### Work required
All of the data below must be repeated exactly.

### Provided records
_ _ _
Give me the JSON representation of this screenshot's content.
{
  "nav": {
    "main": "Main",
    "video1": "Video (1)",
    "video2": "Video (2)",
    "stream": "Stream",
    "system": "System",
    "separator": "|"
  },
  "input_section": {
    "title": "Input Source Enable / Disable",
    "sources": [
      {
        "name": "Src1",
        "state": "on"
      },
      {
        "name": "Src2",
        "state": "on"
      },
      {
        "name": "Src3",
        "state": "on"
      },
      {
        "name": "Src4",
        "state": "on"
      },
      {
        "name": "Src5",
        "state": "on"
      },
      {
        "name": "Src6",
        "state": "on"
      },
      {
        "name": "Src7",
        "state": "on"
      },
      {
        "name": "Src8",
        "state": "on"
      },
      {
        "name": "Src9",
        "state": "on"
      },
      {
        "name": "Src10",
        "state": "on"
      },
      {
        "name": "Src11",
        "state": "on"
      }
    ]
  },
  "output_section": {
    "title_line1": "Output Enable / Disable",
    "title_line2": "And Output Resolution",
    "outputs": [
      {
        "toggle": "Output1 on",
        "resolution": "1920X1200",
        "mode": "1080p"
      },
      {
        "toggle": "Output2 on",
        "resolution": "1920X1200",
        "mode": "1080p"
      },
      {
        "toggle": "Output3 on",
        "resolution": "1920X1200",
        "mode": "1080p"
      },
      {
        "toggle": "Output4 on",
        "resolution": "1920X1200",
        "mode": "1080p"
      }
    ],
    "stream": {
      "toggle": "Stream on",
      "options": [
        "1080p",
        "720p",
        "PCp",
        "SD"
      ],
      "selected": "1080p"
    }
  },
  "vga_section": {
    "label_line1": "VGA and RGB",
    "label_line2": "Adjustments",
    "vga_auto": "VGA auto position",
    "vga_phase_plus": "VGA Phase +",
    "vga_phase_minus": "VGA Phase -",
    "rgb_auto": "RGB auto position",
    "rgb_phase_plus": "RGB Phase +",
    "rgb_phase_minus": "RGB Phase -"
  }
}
_ _ _
### Final answer
Give me the JSON representation of this screenshot's content.
{
  "nav": {
    "main": "Main",
    "video1": "Video (1)",
    "video2": "Video (2)",
    "stream": "Stream",
    "system": "System",
    "separator": "|"
  },
  "input_section": {
    "title": "Input Source Enable / Disable",
    "sources": [
      {
        "name": "Src1",
        "state": "on"
      },
      {
        "name": "Src2",
        "state": "on"
      },
      {
        "name": "Src3",
        "state": "on"
      },
      {
        "name": "Src4",
        "state": "on"
      },
      {
        "name": "Src5",
        "state": "on"
      },
      {
        "name": "Src6",
        "state": "on"
      },
      {
        "name": "Src7",
        "state": "on"
      },
      {
        "name": "Src8",
        "state": "on"
      },
      {
        "name": "Src9",
        "state": "on"
      },
      {
        "name": "Src10",
        "state": "on"
      },
      {
        "name": "Src11",
        "state": "on"
      }
    ]
  },
  "output_section": {
    "title_line1": "Output Enable / Disable",
    "title_line2": "And Output Resolution",
    "outputs": [
      {
        "toggle": "Output1 on",
        "resolution": "1920X1200",
        "mode": "1080p"
      },
      {
        "toggle": "Output2 on",
        "resolution": "1920X1200",
        "mode": "1080p"
      },
      {
        "toggle": "Output3 on",
        "resolution": "1920X1200",
        "mode": "1080p"
      },
      {
        "toggle": "Output4 on",
        "resolution": "1920X1200",
        "mode": "1080p"
      }
    ],
    "stream": {
      "toggle": "Stream on",
      "options": [
        "1080p",
        "720p",
        "PCp",
        "SD"
      ],
      "selected": "1080p"
    }
  },
  "vga_section": {
    "label_line1": "VGA and RGB",
    "label_line2": "Adjustments",
    "vga_auto": "VGA auto position",
    "vga_phase_plus": "VGA Phase +",
    "vga_phase_minus": "VGA Phase -",
    "rgb_auto": "RGB auto position",
    "rgb_phase_plus": "RGB Phase +",
    "rgb_phase_minus": "RGB Phase -"
  }
}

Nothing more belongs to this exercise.